**Work to complete**
Gather all lines in the records below that include the word "Differential".

* * * *

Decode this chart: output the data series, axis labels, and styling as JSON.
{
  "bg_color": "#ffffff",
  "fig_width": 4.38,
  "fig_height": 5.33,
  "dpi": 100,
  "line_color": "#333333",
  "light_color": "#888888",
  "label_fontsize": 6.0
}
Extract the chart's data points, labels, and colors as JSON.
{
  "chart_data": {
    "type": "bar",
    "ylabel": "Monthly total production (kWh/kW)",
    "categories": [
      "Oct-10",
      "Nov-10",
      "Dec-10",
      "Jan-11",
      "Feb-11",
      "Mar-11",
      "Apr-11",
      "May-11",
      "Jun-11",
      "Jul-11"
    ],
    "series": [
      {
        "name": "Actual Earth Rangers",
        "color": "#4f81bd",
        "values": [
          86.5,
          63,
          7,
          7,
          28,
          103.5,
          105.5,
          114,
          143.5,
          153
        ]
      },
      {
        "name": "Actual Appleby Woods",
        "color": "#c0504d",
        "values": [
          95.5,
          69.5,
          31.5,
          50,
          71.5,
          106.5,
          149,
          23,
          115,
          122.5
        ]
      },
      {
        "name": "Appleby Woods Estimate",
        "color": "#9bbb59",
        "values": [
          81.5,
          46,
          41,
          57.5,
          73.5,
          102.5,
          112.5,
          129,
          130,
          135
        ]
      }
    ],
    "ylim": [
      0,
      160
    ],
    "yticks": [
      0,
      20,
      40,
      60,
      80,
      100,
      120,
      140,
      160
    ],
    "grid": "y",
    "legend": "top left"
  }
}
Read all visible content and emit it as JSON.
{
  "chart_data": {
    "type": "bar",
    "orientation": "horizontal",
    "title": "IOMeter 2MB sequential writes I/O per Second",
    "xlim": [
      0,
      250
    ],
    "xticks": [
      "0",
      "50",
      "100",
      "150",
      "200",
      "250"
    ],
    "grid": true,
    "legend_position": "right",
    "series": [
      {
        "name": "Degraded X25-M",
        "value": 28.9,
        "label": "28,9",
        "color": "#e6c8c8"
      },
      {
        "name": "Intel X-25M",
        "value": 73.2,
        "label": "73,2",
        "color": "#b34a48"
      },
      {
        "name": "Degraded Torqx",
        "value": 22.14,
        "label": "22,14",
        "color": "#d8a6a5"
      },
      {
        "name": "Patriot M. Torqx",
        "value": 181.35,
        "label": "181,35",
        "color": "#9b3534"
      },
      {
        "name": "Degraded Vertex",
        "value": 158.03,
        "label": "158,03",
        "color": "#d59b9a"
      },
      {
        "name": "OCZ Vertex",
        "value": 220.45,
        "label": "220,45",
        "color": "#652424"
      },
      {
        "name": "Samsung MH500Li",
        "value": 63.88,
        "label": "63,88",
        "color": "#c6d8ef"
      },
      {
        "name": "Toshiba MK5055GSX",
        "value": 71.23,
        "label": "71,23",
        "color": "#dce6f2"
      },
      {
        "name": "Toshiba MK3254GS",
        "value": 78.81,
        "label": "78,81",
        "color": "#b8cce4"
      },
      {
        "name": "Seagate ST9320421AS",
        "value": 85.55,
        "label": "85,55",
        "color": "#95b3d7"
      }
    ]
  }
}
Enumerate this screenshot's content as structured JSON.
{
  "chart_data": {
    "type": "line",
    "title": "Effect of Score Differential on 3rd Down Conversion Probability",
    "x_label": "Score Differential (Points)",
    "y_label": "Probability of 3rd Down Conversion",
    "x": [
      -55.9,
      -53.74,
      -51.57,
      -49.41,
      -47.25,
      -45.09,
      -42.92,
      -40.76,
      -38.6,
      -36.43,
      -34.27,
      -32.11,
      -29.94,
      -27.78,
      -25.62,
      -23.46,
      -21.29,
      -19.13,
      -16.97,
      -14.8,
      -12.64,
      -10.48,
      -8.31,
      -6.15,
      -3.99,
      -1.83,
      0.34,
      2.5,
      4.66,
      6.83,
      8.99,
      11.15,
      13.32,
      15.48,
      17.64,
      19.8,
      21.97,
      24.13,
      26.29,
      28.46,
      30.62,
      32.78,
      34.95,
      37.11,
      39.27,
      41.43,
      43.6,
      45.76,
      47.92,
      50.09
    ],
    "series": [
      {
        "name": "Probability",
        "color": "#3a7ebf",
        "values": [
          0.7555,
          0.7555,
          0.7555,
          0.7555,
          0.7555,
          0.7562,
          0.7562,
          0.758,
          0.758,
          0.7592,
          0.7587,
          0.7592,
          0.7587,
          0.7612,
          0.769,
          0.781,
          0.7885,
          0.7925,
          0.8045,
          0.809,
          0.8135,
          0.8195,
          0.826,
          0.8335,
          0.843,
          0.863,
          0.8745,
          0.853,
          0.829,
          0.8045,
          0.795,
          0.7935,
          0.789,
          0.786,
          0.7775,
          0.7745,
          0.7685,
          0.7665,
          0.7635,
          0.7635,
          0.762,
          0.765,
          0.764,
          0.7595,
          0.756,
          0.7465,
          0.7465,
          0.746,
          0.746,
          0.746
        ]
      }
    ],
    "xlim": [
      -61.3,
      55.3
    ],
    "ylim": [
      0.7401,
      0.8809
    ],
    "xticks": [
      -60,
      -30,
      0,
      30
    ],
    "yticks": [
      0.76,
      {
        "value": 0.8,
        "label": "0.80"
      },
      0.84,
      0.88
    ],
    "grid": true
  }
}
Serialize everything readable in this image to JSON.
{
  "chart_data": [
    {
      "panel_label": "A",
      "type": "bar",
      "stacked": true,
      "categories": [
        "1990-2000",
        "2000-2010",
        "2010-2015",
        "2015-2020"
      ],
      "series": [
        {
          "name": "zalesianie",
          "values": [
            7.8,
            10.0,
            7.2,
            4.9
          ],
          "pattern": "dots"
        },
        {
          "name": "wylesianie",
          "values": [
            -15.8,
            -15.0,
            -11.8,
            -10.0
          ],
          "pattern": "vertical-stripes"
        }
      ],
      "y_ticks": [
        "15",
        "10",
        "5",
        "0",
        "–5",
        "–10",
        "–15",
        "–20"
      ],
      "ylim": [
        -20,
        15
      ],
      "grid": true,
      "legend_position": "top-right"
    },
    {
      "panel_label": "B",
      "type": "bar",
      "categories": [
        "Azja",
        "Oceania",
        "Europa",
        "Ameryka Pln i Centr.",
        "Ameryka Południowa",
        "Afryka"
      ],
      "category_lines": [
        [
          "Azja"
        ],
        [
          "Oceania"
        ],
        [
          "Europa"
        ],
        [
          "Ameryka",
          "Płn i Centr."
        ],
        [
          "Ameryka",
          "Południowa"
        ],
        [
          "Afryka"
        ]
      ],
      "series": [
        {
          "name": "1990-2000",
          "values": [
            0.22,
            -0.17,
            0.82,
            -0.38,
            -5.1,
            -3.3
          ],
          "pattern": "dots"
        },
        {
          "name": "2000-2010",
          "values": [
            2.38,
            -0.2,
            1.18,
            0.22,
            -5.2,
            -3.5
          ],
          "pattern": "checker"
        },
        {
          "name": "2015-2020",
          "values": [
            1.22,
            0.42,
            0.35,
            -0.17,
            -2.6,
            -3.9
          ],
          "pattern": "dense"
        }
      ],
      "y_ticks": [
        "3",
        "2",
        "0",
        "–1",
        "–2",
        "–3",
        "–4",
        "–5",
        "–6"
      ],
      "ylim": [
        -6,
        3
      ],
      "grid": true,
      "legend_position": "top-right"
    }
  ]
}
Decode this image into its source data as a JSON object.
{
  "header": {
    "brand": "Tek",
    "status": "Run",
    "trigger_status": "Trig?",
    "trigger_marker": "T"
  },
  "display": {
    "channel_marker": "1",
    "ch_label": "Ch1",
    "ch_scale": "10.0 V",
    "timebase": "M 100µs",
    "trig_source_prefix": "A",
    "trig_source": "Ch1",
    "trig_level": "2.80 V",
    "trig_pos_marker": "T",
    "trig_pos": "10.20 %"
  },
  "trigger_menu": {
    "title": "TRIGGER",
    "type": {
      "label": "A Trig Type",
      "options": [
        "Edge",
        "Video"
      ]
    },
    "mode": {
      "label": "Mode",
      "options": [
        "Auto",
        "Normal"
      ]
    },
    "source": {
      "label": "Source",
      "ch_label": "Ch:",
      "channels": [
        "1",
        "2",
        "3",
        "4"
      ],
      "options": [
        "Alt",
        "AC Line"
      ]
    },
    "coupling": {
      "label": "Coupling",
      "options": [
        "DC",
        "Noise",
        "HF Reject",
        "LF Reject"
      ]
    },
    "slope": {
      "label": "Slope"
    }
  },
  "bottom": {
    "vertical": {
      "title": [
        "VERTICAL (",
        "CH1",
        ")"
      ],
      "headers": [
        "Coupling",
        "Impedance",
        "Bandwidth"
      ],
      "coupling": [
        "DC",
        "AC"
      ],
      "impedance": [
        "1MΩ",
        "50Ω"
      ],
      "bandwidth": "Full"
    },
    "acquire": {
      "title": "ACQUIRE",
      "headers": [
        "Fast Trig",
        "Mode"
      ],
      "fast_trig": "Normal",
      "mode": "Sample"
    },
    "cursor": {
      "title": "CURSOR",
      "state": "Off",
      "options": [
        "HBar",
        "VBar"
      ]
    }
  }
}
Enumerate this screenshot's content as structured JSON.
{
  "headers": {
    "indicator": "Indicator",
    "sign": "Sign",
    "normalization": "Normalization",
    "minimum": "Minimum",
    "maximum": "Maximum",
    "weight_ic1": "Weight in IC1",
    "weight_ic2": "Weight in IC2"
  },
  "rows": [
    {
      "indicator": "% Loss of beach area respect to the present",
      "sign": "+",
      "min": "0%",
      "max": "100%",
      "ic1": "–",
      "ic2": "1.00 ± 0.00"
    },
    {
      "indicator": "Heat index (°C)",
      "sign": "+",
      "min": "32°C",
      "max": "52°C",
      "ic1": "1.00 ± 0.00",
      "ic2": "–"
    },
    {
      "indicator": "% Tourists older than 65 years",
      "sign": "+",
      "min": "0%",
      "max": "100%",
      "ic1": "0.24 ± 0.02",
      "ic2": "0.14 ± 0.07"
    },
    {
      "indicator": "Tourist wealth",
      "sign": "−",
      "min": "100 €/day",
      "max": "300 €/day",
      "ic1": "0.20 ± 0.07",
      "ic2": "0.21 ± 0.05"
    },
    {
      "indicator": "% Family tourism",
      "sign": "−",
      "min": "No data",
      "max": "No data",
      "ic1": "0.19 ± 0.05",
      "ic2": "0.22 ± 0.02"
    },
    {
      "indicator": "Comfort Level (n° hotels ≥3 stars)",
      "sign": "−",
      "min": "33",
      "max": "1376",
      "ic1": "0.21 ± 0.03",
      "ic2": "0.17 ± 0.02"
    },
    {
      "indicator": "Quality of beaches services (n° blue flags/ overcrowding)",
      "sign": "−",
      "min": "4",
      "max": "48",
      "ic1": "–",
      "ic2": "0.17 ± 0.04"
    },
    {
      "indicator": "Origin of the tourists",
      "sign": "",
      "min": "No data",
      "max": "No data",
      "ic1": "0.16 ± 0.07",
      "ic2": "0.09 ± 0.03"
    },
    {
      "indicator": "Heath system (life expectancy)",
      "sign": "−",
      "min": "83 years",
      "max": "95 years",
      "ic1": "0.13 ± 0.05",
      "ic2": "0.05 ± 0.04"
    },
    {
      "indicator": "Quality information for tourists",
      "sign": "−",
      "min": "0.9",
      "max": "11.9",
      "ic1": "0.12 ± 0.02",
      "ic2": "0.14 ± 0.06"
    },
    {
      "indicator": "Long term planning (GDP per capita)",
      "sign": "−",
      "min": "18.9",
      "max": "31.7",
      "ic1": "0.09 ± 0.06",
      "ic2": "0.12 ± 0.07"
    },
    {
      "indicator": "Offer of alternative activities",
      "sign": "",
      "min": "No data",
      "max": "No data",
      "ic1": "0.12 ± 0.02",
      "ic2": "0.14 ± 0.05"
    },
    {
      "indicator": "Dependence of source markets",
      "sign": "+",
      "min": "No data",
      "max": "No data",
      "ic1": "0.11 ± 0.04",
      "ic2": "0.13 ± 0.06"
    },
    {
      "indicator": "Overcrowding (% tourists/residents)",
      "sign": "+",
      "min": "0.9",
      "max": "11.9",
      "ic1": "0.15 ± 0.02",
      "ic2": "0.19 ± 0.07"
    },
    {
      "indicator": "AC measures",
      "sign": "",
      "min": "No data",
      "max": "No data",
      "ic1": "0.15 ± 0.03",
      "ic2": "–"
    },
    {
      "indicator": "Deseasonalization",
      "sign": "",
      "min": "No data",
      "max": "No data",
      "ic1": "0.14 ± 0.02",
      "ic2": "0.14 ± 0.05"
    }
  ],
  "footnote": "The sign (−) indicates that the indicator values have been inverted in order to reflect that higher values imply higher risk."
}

* * * *

**Reply to the exercise**
    "title": "Effect of Score Differential on 3rd Down Conversion Probability",
    "x_label": "Score Differential (Points)",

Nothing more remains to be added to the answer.